• [Given exercise]:
Among the entries, which lines carry the string "Patient"? Copy each of them.
╔══
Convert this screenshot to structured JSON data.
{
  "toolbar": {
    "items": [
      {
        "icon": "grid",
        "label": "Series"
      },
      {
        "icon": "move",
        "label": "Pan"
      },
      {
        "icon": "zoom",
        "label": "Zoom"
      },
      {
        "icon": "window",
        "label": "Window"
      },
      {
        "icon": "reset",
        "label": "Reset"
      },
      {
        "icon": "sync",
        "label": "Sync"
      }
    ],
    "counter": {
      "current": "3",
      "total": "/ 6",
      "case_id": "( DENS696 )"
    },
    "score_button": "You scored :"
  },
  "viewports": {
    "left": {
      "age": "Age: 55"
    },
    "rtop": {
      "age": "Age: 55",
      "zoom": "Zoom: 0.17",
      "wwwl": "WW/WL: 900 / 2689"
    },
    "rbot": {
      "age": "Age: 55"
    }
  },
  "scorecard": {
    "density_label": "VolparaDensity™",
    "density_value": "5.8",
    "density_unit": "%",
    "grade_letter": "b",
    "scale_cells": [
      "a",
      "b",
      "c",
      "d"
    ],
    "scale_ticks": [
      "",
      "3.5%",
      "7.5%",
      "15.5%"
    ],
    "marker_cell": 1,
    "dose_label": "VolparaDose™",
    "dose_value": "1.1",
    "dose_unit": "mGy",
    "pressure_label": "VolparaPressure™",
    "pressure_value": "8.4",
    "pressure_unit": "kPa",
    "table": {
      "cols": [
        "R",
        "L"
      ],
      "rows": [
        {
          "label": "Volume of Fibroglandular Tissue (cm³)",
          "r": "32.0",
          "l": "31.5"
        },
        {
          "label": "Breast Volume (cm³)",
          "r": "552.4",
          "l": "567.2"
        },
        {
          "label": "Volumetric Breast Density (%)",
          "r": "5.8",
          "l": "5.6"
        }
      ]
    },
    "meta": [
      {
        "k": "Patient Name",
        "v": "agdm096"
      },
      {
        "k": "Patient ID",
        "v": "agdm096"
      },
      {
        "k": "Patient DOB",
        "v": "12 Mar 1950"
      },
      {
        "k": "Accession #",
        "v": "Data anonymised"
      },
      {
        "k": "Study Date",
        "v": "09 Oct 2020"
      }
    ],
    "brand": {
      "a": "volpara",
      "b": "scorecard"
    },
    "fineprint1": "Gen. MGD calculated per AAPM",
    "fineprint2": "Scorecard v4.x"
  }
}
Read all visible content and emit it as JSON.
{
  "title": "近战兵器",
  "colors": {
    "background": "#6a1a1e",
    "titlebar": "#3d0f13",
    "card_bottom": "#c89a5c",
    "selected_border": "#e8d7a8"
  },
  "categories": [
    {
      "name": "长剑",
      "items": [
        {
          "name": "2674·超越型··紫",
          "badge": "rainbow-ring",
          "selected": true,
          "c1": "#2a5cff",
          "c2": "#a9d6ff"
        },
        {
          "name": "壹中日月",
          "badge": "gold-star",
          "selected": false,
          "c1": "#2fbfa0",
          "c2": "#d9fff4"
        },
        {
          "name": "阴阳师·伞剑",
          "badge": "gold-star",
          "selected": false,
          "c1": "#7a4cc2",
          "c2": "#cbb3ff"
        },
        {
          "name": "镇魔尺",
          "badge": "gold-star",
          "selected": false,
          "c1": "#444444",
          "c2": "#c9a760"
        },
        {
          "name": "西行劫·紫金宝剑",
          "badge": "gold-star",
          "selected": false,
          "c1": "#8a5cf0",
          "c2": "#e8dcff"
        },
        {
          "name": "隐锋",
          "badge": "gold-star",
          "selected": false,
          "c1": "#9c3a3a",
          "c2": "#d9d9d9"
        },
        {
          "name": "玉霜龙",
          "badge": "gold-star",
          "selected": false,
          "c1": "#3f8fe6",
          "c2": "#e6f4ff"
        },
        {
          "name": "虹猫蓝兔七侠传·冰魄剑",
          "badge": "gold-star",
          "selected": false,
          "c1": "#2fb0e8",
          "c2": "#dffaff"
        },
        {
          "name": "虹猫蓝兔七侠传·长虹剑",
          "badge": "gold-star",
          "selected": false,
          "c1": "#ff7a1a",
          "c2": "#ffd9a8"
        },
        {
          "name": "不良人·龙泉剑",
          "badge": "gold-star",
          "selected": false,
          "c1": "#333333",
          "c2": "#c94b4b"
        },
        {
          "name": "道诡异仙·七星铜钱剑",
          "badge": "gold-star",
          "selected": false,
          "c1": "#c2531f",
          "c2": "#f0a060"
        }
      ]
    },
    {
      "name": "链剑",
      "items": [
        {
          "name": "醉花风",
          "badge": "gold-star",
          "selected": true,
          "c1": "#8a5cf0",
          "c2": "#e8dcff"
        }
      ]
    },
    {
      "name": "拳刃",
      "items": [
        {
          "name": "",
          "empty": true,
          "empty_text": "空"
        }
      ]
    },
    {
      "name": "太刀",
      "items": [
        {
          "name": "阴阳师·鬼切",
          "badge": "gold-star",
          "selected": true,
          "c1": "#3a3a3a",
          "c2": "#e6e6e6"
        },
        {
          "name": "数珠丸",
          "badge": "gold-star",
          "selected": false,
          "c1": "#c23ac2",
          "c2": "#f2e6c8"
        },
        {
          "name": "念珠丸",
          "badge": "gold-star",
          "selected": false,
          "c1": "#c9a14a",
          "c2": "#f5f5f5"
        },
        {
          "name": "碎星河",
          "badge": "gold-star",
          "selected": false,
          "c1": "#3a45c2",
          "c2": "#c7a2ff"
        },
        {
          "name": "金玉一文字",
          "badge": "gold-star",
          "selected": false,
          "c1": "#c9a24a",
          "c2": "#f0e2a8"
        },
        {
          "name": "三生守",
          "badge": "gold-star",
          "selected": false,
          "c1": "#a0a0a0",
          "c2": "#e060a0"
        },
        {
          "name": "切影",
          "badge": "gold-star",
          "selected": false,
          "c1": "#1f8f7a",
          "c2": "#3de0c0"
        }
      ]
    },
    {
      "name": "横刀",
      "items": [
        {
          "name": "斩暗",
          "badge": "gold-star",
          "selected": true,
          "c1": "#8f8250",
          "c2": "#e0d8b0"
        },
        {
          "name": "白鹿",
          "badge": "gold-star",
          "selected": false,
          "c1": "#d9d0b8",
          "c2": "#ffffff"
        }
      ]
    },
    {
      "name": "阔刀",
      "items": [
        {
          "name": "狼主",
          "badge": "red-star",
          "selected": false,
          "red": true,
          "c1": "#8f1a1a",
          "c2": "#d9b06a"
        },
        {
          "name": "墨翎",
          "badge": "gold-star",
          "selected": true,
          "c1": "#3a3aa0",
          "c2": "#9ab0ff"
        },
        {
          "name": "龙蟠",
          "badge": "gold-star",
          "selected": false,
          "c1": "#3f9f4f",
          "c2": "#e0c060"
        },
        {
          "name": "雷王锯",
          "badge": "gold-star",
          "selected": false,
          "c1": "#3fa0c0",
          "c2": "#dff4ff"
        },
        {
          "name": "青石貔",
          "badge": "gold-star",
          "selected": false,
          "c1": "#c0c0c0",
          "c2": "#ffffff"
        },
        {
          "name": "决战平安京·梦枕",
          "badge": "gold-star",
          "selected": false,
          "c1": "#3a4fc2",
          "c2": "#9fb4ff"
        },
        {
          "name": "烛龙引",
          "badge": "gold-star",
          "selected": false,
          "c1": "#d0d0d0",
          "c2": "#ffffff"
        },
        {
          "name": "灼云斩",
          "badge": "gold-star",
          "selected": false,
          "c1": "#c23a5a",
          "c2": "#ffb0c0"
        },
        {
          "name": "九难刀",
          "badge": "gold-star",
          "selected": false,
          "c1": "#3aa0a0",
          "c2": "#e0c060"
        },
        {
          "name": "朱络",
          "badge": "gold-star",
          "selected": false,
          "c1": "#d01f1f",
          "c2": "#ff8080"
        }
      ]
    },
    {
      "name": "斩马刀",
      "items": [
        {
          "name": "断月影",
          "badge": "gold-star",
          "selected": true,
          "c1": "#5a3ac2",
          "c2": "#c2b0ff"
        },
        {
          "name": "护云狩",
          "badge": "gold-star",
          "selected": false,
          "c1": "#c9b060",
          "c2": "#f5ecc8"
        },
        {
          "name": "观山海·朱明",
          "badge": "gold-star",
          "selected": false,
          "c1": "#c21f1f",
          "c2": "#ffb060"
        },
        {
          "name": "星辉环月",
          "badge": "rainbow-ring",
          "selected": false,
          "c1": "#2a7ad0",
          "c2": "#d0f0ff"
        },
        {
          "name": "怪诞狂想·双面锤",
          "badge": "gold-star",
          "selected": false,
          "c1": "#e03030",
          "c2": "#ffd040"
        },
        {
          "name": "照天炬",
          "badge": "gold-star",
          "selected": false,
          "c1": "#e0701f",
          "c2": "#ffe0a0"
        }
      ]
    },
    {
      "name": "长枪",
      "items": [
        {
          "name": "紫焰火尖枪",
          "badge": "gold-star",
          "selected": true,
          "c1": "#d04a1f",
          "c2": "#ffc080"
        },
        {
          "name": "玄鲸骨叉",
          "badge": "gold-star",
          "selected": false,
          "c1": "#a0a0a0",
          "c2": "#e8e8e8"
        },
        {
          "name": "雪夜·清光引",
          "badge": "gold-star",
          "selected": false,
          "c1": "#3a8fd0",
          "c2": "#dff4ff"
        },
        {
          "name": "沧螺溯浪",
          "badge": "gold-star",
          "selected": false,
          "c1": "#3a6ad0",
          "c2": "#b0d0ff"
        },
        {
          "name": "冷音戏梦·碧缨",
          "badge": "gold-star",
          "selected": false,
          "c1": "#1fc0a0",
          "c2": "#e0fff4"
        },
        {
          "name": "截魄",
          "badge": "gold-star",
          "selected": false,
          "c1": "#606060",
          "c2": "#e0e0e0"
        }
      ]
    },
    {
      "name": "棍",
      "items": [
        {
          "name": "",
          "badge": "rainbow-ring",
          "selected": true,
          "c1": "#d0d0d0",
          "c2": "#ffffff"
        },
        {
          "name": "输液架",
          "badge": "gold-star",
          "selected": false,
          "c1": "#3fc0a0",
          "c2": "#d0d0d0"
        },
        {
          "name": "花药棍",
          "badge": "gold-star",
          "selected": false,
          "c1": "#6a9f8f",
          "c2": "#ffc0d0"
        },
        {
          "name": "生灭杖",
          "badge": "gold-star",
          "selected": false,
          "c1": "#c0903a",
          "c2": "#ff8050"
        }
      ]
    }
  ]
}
╚══
• [Written answer]:
        "k": "Patient Name",
        "k": "Patient ID",
        "k": "Patient DOB",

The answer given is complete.